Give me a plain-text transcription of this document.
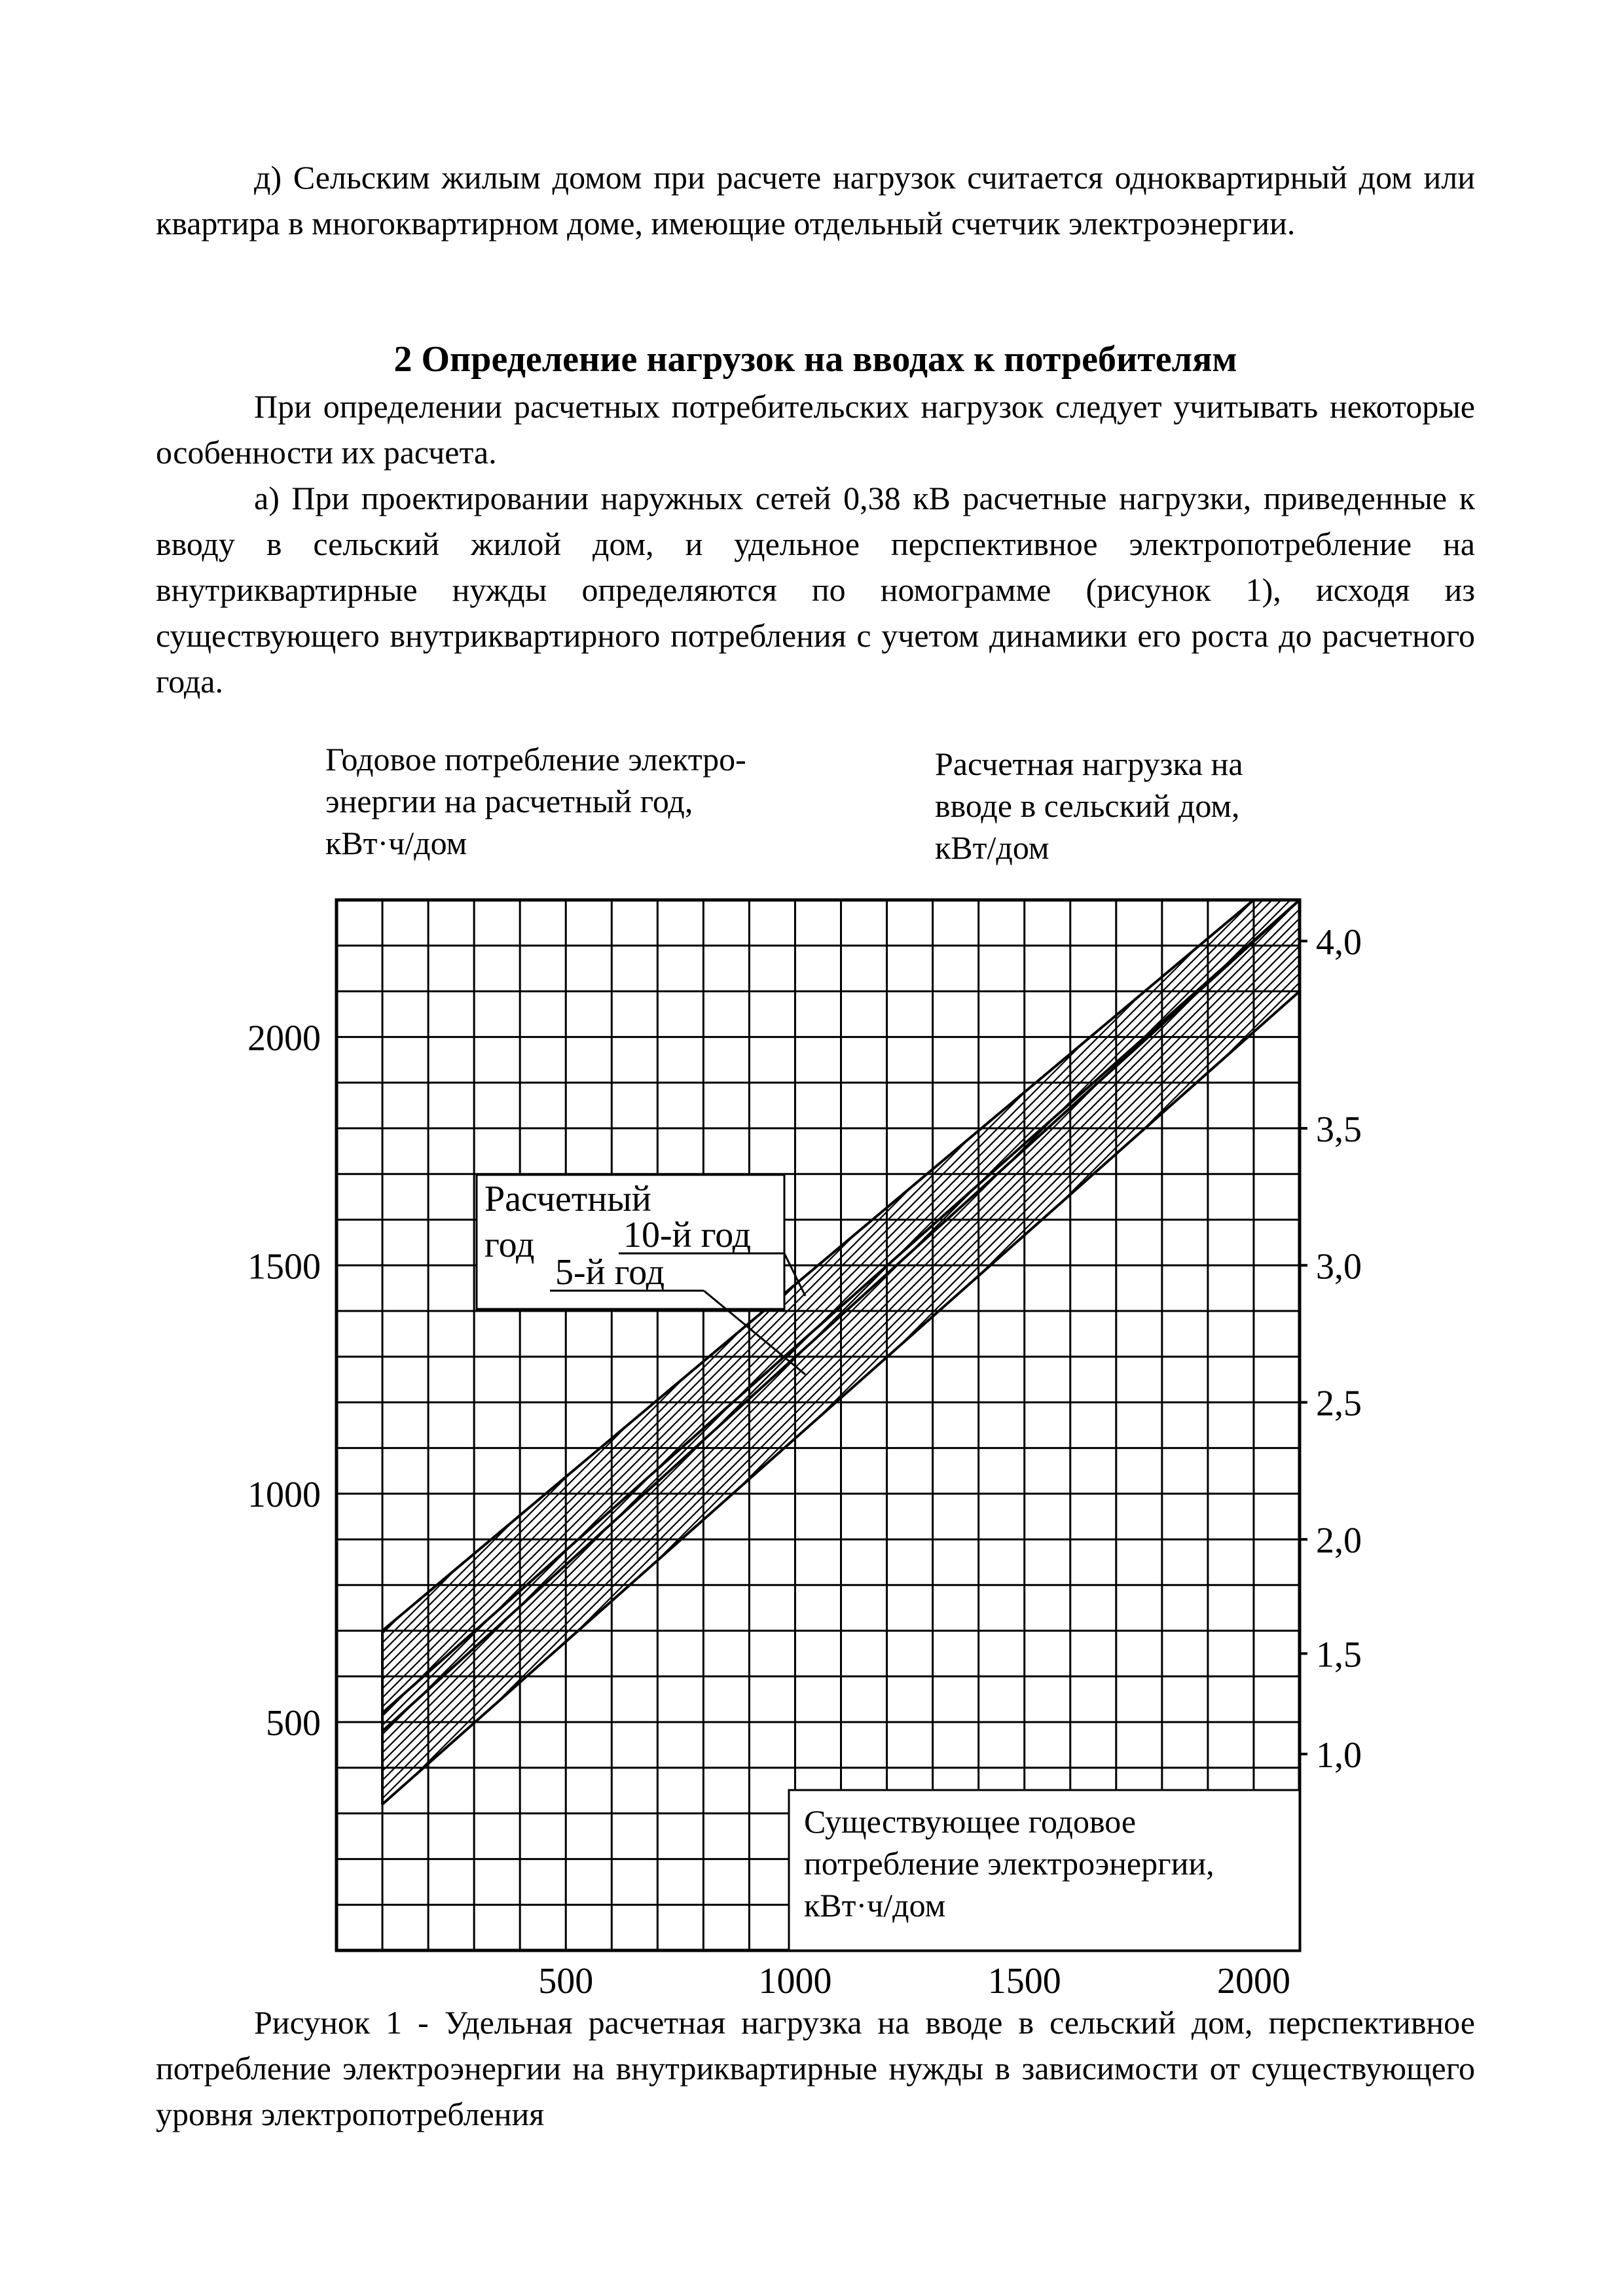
д) Сельским жилым домом при расчете нагрузок считается одноквартирный дом или квартира в многоквартирном доме, имеющие отдельный счетчик электроэнергии.

2 Определение нагрузок на вводах к потребителям

При определении расчетных потребительских нагрузок следует учитывать некоторые особенности их расчета.

а) При проектировании наружных сетей 0,38 кВ расчетные нагрузки, приведенные к вводу в сельский жилой дом, и удельное перспективное электропотребление на внутриквартирные нужды определяются по номограмме (рисунок 1), исходя из существующего внутриквартирного потребления с учетом динамики его роста до расчетного года.

Годовое потребление электро-
энергии на расчетный год,
кВт·ч/дом
Расчетная нагрузка на
вводе в сельский дом,
кВт/дом
Расчетный
год 10-й год
5-й год
Существующее годовое
потребление электроэнергии,
кВт·ч/дом
500	1000	1500	2000
500
1000
1500
2000
4,0
3,5
3,0
2,5
2,0
1,5
1,0

Рисунок 1 - Удельная расчетная нагрузка на вводе в сельский дом, перспективное потребление электроэнергии на внутриквартирные нужды в зависимости от существующего уровня электропотребления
____________________
__Work required__.
Scan the listing above for the word "нужды" and show each line where it is found.

__Finished answer__.
а) При проектировании наружных сетей 0,38 кВ расчетные нагрузки, приведенные к вводу в сельский жилой дом, и удельное перспективное электропотребление на внутриквартирные нужды определяются по номограмме (рисунок 1), исходя из существующего внутриквартирного потребления с учетом динамики его роста до расчетного года.
Рисунок 1 - Удельная расчетная нагрузка на вводе в сельский дом, перспективное потребление электроэнергии на внутриквартирные нужды в зависимости от существующего уровня электропотребления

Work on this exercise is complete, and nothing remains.